* Provided records *
==========

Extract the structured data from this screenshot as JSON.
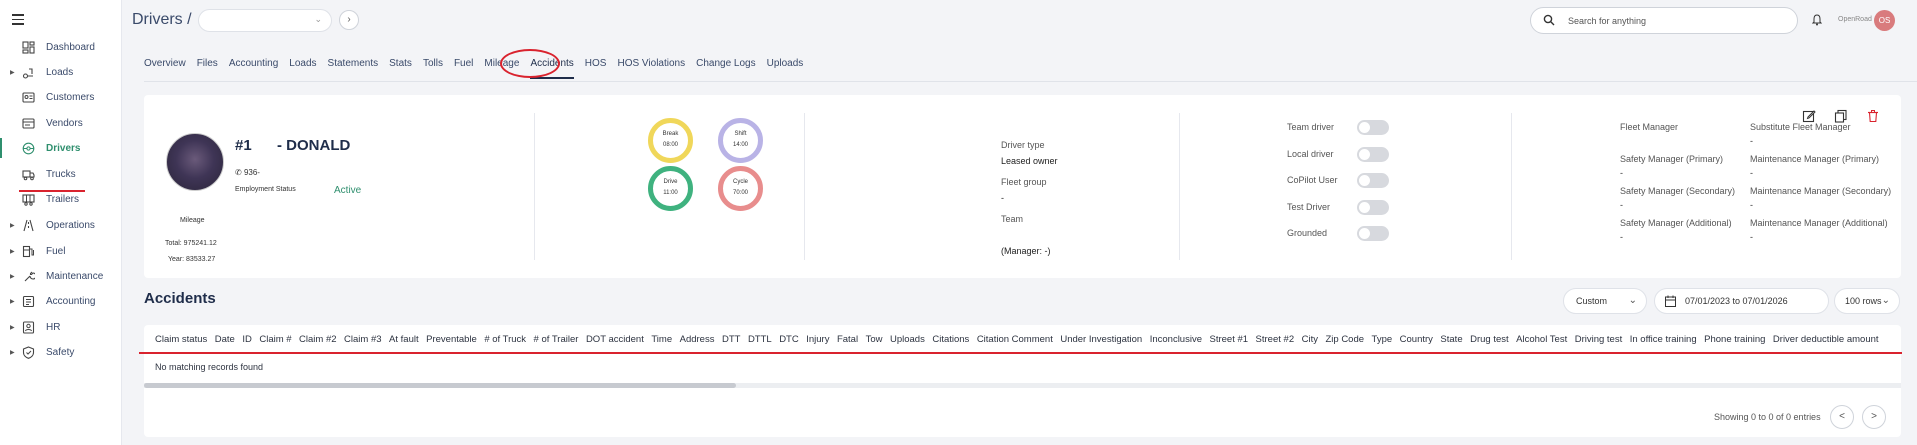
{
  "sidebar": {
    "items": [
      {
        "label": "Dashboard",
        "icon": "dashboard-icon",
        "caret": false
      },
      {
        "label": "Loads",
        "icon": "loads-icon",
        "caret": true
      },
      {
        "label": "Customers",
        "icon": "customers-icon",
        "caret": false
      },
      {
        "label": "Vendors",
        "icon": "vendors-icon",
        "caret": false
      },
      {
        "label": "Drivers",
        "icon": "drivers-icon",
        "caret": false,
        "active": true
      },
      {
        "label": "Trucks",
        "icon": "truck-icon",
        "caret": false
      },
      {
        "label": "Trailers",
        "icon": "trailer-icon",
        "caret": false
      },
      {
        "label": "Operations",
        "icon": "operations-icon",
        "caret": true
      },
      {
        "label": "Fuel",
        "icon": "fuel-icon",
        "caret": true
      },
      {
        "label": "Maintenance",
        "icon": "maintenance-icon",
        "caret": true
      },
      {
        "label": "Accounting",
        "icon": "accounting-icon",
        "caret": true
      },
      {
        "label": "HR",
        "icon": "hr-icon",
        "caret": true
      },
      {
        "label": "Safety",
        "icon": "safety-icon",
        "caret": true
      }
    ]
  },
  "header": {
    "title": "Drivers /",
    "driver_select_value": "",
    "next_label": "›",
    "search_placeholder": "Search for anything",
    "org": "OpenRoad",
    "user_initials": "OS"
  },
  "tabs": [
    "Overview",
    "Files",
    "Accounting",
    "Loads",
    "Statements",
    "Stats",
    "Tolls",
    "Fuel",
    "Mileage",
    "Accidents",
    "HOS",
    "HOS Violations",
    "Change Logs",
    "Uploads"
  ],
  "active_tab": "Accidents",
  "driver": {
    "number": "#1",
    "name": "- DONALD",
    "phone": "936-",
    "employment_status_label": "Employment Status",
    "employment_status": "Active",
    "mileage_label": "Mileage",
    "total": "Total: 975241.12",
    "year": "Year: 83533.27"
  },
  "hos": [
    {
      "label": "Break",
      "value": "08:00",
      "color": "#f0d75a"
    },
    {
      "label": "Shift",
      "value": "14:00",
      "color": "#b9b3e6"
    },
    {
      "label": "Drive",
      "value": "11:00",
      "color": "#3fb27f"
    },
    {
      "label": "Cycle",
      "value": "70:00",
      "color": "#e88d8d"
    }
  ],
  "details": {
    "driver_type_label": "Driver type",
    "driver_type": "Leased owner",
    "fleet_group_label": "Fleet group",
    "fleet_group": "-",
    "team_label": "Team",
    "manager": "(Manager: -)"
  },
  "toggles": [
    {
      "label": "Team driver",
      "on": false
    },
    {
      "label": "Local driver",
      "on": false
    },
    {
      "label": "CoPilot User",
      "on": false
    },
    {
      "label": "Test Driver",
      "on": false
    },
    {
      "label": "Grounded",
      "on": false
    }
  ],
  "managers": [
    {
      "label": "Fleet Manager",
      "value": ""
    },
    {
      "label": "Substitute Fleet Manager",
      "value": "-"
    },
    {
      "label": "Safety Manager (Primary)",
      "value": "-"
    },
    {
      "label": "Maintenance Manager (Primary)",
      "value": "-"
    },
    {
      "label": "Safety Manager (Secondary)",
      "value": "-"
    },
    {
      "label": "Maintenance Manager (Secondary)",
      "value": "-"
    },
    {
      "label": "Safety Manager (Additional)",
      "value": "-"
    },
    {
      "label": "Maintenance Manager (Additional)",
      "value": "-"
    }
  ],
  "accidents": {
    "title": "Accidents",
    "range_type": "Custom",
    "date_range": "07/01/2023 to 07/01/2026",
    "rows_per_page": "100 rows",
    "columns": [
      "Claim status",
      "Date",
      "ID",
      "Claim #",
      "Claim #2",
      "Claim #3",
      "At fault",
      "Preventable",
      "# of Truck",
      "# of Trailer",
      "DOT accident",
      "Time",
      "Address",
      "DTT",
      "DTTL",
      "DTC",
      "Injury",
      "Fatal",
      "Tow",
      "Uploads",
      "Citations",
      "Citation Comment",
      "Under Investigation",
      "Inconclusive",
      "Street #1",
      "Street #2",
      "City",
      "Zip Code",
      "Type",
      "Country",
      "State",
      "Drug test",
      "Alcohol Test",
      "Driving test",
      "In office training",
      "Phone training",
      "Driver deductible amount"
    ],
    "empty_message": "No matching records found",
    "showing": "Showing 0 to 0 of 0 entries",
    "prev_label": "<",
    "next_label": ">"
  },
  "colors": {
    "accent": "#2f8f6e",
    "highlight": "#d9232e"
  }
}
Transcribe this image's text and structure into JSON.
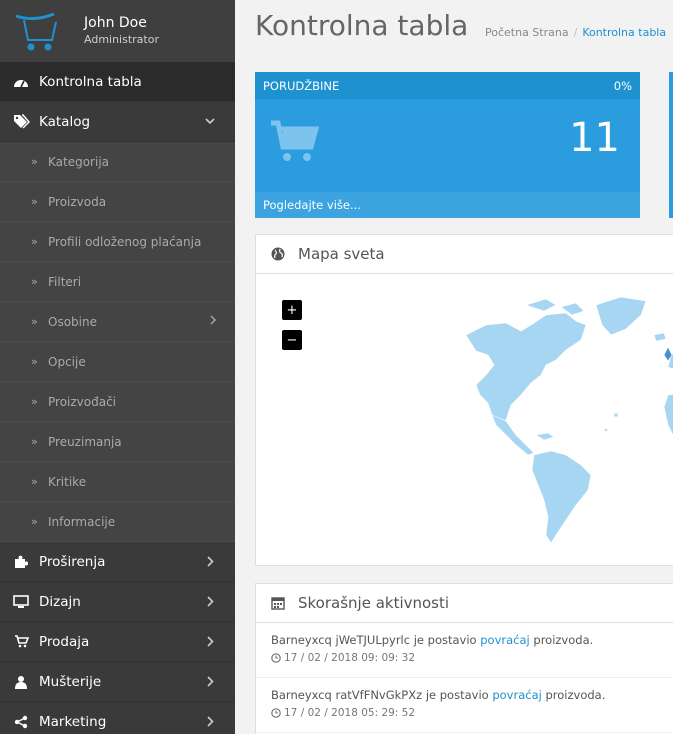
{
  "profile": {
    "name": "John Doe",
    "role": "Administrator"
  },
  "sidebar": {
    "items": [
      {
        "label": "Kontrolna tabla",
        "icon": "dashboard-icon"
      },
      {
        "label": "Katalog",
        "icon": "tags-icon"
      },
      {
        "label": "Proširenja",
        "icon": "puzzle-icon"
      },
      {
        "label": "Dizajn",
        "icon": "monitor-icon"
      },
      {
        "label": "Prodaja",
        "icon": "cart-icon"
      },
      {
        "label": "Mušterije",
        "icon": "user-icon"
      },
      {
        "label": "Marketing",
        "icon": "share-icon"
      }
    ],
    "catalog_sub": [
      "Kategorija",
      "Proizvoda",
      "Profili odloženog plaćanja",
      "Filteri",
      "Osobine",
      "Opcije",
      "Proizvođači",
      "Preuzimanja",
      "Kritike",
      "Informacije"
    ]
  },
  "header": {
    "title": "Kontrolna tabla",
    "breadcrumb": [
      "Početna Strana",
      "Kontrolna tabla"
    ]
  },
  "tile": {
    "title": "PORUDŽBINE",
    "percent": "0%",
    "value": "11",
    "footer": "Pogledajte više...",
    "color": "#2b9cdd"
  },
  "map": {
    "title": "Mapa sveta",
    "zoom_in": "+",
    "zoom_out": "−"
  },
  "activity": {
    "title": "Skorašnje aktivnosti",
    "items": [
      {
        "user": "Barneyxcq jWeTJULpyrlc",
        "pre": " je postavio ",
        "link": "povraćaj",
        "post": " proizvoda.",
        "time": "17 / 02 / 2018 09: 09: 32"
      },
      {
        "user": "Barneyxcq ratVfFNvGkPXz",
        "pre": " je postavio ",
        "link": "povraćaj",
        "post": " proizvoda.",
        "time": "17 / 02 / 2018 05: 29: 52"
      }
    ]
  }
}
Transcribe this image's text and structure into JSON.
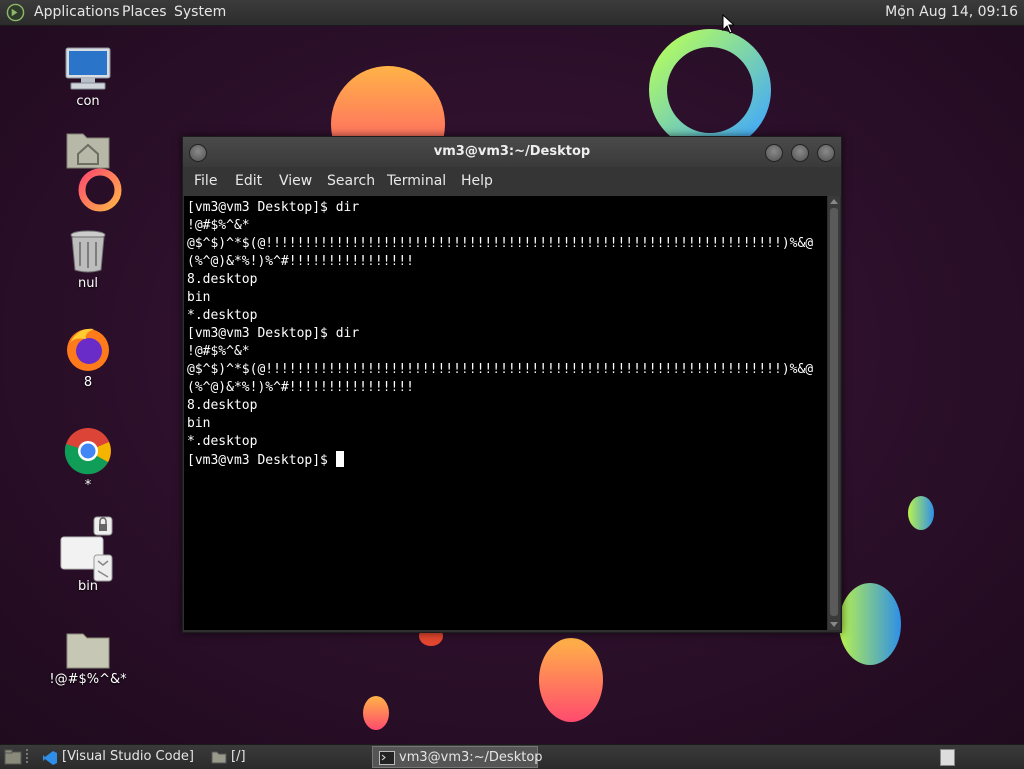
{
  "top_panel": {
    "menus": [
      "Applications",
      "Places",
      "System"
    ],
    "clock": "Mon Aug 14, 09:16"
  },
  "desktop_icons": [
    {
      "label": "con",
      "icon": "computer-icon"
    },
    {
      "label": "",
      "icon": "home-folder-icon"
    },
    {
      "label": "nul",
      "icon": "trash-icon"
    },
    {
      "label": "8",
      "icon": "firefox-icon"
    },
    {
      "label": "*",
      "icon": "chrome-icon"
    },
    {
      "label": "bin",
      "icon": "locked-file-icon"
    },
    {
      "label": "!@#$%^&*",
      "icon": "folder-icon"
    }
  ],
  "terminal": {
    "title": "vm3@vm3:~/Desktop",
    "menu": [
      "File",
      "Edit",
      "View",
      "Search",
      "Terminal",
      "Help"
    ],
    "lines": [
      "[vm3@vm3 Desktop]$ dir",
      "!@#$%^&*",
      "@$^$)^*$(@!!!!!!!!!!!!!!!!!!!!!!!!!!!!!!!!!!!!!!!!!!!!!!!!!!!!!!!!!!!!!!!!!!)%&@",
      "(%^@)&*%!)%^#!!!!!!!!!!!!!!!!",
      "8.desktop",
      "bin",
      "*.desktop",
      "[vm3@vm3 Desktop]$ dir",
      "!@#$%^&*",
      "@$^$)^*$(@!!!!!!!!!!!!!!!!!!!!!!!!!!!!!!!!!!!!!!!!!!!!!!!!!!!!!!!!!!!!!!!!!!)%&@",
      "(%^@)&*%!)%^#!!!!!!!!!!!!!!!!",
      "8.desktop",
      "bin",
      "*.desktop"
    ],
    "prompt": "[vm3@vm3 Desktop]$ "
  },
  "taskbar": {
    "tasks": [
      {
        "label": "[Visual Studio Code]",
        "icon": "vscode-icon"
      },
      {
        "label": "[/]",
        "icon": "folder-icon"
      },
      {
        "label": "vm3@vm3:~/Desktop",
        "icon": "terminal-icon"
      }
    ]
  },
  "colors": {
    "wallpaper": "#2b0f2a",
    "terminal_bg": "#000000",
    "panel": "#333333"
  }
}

==========

Look over the listing. Pull out every line with the string "Secondary" in it.

      "label": "Safety Manager (Secondary)",
      "label": "Maintenance Manager (Secondary)",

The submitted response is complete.